EXTRACTED RECORDS:
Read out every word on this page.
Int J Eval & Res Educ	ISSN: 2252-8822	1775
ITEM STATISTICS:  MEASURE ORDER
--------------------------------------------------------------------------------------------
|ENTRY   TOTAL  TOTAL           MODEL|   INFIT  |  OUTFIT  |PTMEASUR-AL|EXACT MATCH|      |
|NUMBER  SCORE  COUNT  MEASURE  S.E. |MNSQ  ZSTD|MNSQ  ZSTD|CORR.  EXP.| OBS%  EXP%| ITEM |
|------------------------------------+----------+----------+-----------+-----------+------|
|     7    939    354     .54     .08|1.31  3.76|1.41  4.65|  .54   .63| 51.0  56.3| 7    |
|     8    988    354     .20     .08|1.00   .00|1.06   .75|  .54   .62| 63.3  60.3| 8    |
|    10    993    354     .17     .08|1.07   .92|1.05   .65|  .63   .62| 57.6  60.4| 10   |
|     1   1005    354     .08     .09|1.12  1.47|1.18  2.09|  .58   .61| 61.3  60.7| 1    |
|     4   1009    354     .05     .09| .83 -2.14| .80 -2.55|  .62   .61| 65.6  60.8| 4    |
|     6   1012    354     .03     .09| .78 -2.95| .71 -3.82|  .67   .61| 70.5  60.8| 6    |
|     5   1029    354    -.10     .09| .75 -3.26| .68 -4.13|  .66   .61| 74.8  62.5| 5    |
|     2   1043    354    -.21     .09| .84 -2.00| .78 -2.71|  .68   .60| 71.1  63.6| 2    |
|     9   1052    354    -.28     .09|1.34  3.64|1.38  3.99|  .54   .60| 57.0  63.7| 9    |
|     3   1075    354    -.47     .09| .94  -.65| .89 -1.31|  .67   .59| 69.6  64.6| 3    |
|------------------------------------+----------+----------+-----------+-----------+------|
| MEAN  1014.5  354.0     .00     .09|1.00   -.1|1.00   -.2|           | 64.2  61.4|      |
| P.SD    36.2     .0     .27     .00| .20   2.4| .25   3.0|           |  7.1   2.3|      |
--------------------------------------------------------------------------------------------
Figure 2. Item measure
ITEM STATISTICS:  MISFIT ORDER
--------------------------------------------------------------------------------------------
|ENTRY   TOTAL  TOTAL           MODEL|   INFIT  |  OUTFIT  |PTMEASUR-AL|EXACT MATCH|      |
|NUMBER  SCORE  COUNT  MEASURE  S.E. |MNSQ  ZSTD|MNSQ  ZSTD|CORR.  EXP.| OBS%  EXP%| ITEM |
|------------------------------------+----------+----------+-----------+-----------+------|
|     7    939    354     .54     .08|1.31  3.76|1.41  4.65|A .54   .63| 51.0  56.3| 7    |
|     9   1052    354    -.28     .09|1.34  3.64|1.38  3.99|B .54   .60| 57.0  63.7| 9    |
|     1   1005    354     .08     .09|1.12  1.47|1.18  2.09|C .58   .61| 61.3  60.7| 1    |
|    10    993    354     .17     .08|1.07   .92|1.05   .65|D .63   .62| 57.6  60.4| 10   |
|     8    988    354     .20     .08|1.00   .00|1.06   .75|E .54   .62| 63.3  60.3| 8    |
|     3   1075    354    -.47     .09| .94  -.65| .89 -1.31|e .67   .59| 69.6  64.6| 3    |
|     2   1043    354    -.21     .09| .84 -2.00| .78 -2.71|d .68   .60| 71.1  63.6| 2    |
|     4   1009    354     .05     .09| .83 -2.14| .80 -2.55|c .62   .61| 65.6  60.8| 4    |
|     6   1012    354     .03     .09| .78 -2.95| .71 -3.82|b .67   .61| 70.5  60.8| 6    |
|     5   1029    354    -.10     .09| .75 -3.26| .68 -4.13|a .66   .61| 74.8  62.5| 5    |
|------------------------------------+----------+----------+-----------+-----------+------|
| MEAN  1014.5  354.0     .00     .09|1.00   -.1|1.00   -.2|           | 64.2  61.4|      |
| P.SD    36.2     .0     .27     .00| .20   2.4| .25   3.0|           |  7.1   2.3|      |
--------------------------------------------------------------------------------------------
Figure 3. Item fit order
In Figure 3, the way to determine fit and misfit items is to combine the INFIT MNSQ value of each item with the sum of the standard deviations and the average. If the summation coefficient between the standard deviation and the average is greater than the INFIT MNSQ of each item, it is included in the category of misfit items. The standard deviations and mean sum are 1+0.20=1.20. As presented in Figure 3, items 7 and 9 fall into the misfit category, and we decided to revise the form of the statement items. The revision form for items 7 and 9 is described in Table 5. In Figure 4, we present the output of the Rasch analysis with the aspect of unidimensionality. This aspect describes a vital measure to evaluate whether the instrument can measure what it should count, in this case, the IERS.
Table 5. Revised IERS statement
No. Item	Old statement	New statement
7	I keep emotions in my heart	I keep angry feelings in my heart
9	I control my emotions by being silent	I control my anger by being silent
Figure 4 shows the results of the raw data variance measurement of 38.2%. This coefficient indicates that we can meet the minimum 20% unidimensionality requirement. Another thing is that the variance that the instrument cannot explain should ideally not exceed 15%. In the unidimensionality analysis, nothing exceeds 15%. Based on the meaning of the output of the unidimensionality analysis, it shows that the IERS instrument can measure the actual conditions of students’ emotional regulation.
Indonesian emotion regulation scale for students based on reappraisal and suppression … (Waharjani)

TASK PROMPT:
From the material above, gather all lines that include the string "emotions" and copy them.

RESPONSE:
7	I keep emotions in my heart	I keep angry feelings in my heart
9	I control my emotions by being silent	I control my anger by being silent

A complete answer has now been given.